Consignes de l'exercice:
A. D'après le texte sur l'affaire d'Iguala, en quelle année plusieurs milliers d'étudiants manifestaient-ils déjà à Mexico ?
B. Restituez à l'identique le passage du texte sur l'affaire d'Iguala compris entre « L’évènement a pris » et « crise d’Etat ? », bornes incluses.

Texte présenté:
= = = =

Pourquoi la disparition des 43 étudiants d’Iguala a-t-elle eu un tel écho dans l’opinion publique mexicaine ?

C’est vrai que ça pourrait paraître étonnant tant l’assassinat au Mexique n’est pas une nouveauté. Le pays est accoutumé à un climat de violence et au crime organisé. Sous le précédent président Vicente Calderon (entre 2006 et 2012), 70.000 personnes ont été tués à cause du narco-trafic. En fait, cette affaire d’Iguala cristallise les tensions au Mexique pour d’autres raisons que la seule violence.

Lesquelles ?

L’évènement a pris de l’ampleur d’abord parce que les victimes sont des étudiants. Mais ces assassinats font aussi écho dans la mémoire mexicaine, puisqu’en 1968, plusieurs milliers d’étudiants manifestaient déjà à Mexico. L’armée avait alors ouvert le feu et tué des centaines d’entre eux. L’affaire récente, où les assassinats ont été visiblement commandités par un responsable local, ramène donc les Mexicains 45 ans en arrière.

Ensuite, cette affaire a beaucoup interpellé parce que le maire, membre de la gauche, est censé représenter l’opposition, et donc soutenir les étudiants. Or, c’est lui qui a organisé la répression. Enfin, l’affaire pose la question de l’impunité puisque, même s’ils ont finalement été capturés, le maire et sa femme ont échappé pendant plusieurs semaines aux enquêteurs.

Comment cette affaire de disparition a-t-elle basculé du fait-divers macabre à la crise d’Etat ?

L’affaire a toujours eu un volet politique puisqu’elle implique un maire. Le fait qu’il soit de gauche, qu’il doive normalement être du côté des étudiants, n’a rien arrangé. Ensuite, le lien avec les cartels (débauchés par le maire et son épouse pour assassiner les étudiants) a contribué à intéresser la presse mondiale. Les échecs policiers et la médiatisation internationale ont achevé de focaliser les regards sur les problèmes de violence au Mexique, oubliés ces dernières années. C’est cette prise de conscience qui fait de ces assassinats une affaire d’Etat.

= = = =

(Éléments de données)
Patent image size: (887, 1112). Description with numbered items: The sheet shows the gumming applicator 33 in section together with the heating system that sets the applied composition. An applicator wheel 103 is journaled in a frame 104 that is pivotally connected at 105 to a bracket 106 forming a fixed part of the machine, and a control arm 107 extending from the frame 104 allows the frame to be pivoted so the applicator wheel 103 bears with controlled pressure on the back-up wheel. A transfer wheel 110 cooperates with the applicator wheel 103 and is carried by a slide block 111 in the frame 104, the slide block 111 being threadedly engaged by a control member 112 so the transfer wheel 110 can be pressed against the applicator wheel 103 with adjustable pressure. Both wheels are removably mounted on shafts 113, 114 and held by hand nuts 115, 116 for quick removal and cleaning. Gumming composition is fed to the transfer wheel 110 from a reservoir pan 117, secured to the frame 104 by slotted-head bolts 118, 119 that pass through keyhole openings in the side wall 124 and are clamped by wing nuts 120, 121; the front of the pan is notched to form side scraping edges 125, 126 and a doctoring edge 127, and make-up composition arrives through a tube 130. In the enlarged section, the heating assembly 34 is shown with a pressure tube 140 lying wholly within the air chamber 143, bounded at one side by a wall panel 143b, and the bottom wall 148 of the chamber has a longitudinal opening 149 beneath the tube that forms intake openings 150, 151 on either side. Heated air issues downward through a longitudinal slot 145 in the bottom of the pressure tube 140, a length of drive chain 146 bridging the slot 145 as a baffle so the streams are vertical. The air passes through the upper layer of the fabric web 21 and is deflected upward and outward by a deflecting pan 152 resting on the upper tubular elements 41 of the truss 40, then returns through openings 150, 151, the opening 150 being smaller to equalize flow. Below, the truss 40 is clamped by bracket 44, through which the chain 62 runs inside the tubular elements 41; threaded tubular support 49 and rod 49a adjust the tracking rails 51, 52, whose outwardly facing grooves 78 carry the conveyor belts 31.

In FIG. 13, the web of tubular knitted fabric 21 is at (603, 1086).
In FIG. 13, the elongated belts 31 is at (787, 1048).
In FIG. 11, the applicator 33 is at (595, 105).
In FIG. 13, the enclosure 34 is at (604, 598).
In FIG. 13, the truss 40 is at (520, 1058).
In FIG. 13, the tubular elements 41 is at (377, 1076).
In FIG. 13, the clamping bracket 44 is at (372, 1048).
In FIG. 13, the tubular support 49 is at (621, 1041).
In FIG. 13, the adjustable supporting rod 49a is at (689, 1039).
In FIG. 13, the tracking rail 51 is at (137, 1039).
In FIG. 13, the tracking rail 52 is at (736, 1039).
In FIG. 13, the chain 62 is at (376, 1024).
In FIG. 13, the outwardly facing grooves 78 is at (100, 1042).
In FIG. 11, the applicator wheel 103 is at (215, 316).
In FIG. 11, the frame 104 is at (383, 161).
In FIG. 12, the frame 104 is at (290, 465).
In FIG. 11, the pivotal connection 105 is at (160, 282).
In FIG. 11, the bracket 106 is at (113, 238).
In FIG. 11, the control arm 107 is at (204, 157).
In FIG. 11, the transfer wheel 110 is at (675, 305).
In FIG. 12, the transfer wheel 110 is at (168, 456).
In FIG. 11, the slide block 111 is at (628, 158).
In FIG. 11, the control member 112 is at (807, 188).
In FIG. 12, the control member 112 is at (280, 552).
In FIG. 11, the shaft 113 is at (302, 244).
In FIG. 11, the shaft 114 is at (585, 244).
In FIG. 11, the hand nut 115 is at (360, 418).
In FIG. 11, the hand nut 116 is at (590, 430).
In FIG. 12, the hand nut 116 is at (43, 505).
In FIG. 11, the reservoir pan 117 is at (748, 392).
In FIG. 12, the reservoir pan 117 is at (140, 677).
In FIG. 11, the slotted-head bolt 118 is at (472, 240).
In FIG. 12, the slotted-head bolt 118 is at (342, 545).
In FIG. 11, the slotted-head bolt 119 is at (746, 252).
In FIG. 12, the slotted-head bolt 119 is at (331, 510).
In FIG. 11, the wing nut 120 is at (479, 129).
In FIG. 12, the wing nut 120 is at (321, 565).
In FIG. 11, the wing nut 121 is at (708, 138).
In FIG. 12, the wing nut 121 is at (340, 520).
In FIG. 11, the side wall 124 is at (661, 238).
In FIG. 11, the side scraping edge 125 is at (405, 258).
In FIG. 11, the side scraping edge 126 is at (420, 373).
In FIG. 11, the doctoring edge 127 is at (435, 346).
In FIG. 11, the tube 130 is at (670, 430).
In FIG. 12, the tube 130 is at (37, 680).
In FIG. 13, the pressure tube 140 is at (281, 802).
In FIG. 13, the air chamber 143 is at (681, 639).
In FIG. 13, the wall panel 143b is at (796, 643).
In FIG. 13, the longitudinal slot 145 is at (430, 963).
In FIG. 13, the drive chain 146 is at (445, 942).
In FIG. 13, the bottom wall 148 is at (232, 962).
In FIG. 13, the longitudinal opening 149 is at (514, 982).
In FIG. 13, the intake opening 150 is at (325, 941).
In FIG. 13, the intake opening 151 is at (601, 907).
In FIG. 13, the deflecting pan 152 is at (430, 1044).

= = = =

Réponses rédigées:
A. En 1968.

B.
L’évènement a pris de l’ampleur d’abord parce que les victimes sont des étudiants. Mais ces assassinats font aussi écho dans la mémoire mexicaine, puisqu’en 1968, plusieurs milliers d’étudiants manifestaient déjà à Mexico. L’armée avait alors ouvert le feu et tué des centaines d’entre eux. L’affaire récente, où les assassinats ont été visiblement commandités par un responsable local, ramène donc les Mexicains 45 ans en arrière.

Ensuite, cette affaire a beaucoup interpellé parce que le maire, membre de la gauche, est censé représenter l’opposition, et donc soutenir les étudiants. Or, c’est lui qui a organisé la répression. Enfin, l’affaire pose la question de l’impunité puisque, même s’ils ont finalement été capturés, le maire et sa femme ont échappé pendant plusieurs semaines aux enquêteurs.

Comment cette affaire de disparition a-t-elle basculé du fait-divers macabre à la crise d’Etat ?